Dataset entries

* * * * * * *

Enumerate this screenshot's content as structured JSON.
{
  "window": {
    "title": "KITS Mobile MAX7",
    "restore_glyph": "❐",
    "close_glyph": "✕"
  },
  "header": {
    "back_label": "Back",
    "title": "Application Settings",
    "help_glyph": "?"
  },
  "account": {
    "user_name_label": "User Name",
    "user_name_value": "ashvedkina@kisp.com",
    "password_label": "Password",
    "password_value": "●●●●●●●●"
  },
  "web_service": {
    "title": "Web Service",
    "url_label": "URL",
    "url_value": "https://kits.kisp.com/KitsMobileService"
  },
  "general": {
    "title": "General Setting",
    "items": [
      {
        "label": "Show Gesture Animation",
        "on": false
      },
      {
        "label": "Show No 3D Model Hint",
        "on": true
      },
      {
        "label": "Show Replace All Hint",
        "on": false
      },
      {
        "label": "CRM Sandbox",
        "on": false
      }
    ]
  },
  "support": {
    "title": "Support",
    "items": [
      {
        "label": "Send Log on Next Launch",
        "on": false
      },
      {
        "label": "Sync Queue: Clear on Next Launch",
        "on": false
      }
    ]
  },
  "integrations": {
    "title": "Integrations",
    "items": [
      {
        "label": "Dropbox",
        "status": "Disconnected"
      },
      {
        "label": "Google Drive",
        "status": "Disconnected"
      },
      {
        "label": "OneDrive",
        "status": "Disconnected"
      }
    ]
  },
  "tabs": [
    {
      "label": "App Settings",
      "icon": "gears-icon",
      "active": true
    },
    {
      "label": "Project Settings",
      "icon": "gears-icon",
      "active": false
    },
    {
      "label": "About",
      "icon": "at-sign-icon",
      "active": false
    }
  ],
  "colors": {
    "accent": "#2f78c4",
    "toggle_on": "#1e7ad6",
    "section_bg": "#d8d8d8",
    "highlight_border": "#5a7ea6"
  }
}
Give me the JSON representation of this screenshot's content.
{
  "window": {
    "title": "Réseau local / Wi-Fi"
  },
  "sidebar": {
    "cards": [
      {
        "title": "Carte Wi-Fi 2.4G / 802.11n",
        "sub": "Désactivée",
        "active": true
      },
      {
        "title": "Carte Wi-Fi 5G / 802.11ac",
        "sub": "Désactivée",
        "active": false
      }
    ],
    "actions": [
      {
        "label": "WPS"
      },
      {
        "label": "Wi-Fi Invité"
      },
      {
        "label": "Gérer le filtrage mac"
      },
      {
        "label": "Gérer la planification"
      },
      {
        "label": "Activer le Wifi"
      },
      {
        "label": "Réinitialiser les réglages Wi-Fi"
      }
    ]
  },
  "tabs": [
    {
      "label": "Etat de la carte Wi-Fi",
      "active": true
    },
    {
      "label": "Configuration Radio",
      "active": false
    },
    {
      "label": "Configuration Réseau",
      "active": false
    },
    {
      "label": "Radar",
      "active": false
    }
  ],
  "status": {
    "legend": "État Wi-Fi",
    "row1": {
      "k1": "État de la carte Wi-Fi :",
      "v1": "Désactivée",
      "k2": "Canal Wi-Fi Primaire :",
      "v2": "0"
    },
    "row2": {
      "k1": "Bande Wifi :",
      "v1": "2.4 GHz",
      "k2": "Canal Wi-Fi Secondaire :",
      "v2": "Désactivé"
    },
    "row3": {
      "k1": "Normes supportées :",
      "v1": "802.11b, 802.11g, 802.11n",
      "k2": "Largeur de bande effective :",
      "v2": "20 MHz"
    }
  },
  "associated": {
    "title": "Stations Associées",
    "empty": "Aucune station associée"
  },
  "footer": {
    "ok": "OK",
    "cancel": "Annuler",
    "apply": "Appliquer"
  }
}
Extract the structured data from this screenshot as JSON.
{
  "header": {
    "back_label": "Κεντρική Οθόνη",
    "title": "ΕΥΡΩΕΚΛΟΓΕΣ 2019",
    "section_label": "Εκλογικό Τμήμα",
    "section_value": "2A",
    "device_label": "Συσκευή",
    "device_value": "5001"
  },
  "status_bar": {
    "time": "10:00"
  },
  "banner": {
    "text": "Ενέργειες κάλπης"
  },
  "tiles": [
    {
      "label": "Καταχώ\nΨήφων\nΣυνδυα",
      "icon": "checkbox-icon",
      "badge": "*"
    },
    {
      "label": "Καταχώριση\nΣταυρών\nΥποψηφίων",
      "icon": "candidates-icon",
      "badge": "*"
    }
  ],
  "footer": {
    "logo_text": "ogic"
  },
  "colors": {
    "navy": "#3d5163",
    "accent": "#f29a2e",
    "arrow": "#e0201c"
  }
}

* * * * * * *

**Given exercise:**
Reproduce the listing in full. Keep it exactly as written.

**Problem solution:**
Enumerate this screenshot's content as structured JSON.
{
  "window": {
    "title": "KITS Mobile MAX7",
    "restore_glyph": "❐",
    "close_glyph": "✕"
  },
  "header": {
    "back_label": "Back",
    "title": "Application Settings",
    "help_glyph": "?"
  },
  "account": {
    "user_name_label": "User Name",
    "user_name_value": "ashvedkina@kisp.com",
    "password_label": "Password",
    "password_value": "●●●●●●●●"
  },
  "web_service": {
    "title": "Web Service",
    "url_label": "URL",
    "url_value": "https://kits.kisp.com/KitsMobileService"
  },
  "general": {
    "title": "General Setting",
    "items": [
      {
        "label": "Show Gesture Animation",
        "on": false
      },
      {
        "label": "Show No 3D Model Hint",
        "on": true
      },
      {
        "label": "Show Replace All Hint",
        "on": false
      },
      {
        "label": "CRM Sandbox",
        "on": false
      }
    ]
  },
  "support": {
    "title": "Support",
    "items": [
      {
        "label": "Send Log on Next Launch",
        "on": false
      },
      {
        "label": "Sync Queue: Clear on Next Launch",
        "on": false
      }
    ]
  },
  "integrations": {
    "title": "Integrations",
    "items": [
      {
        "label": "Dropbox",
        "status": "Disconnected"
      },
      {
        "label": "Google Drive",
        "status": "Disconnected"
      },
      {
        "label": "OneDrive",
        "status": "Disconnected"
      }
    ]
  },
  "tabs": [
    {
      "label": "App Settings",
      "icon": "gears-icon",
      "active": true
    },
    {
      "label": "Project Settings",
      "icon": "gears-icon",
      "active": false
    },
    {
      "label": "About",
      "icon": "at-sign-icon",
      "active": false
    }
  ],
  "colors": {
    "accent": "#2f78c4",
    "toggle_on": "#1e7ad6",
    "section_bg": "#d8d8d8",
    "highlight_border": "#5a7ea6"
  }
}
Give me the JSON representation of this screenshot's content.
{
  "window": {
    "title": "Réseau local / Wi-Fi"
  },
  "sidebar": {
    "cards": [
      {
        "title": "Carte Wi-Fi 2.4G / 802.11n",
        "sub": "Désactivée",
        "active": true
      },
      {
        "title": "Carte Wi-Fi 5G / 802.11ac",
        "sub": "Désactivée",
        "active": false
      }
    ],
    "actions": [
      {
        "label": "WPS"
      },
      {
        "label": "Wi-Fi Invité"
      },
      {
        "label": "Gérer le filtrage mac"
      },
      {
        "label": "Gérer la planification"
      },
      {
        "label": "Activer le Wifi"
      },
      {
        "label": "Réinitialiser les réglages Wi-Fi"
      }
    ]
  },
  "tabs": [
    {
      "label": "Etat de la carte Wi-Fi",
      "active": true
    },
    {
      "label": "Configuration Radio",
      "active": false
    },
    {
      "label": "Configuration Réseau",
      "active": false
    },
    {
      "label": "Radar",
      "active": false
    }
  ],
  "status": {
    "legend": "État Wi-Fi",
    "row1": {
      "k1": "État de la carte Wi-Fi :",
      "v1": "Désactivée",
      "k2": "Canal Wi-Fi Primaire :",
      "v2": "0"
    },
    "row2": {
      "k1": "Bande Wifi :",
      "v1": "2.4 GHz",
      "k2": "Canal Wi-Fi Secondaire :",
      "v2": "Désactivé"
    },
    "row3": {
      "k1": "Normes supportées :",
      "v1": "802.11b, 802.11g, 802.11n",
      "k2": "Largeur de bande effective :",
      "v2": "20 MHz"
    }
  },
  "associated": {
    "title": "Stations Associées",
    "empty": "Aucune station associée"
  },
  "footer": {
    "ok": "OK",
    "cancel": "Annuler",
    "apply": "Appliquer"
  }
}
Extract the structured data from this screenshot as JSON.
{
  "header": {
    "back_label": "Κεντρική Οθόνη",
    "title": "ΕΥΡΩΕΚΛΟΓΕΣ 2019",
    "section_label": "Εκλογικό Τμήμα",
    "section_value": "2A",
    "device_label": "Συσκευή",
    "device_value": "5001"
  },
  "status_bar": {
    "time": "10:00"
  },
  "banner": {
    "text": "Ενέργειες κάλπης"
  },
  "tiles": [
    {
      "label": "Καταχώ\nΨήφων\nΣυνδυα",
      "icon": "checkbox-icon",
      "badge": "*"
    },
    {
      "label": "Καταχώριση\nΣταυρών\nΥποψηφίων",
      "icon": "candidates-icon",
      "badge": "*"
    }
  ],
  "footer": {
    "logo_text": "ogic"
  },
  "colors": {
    "navy": "#3d5163",
    "accent": "#f29a2e",
    "arrow": "#e0201c"
  }
}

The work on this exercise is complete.